STATED PROBLEM - Only lines holding the string "this" are wanted; copy each one from the material.

EXTRACTED MATERIAL -
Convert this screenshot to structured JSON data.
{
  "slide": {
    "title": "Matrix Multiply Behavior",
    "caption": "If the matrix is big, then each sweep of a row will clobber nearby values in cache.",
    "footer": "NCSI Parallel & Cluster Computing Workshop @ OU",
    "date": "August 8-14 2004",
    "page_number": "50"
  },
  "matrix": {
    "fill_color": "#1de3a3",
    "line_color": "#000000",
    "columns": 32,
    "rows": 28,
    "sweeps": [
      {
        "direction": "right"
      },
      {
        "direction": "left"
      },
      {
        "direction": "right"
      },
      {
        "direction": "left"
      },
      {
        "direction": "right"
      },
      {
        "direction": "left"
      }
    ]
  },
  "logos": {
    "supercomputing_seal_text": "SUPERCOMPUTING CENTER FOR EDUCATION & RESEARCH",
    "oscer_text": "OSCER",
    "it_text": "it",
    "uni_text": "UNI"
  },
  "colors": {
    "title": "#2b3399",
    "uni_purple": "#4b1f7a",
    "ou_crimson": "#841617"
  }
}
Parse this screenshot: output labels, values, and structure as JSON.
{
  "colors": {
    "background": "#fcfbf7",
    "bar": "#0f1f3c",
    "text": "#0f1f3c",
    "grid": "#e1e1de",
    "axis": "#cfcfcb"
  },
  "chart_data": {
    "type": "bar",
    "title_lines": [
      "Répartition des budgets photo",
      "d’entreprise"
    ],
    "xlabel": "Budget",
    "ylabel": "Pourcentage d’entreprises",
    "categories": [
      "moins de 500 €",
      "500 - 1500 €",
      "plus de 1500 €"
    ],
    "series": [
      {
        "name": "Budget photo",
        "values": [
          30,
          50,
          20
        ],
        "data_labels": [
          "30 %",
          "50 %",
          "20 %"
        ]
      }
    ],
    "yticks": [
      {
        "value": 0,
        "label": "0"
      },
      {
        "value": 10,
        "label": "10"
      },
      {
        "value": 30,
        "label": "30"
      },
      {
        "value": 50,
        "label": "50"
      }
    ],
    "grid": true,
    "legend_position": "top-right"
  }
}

RESPONSE TO THE EXERCISE -
Convert this screenshot to structured JSON data.
Parse this screenshot: output labels, values, and structure as JSON.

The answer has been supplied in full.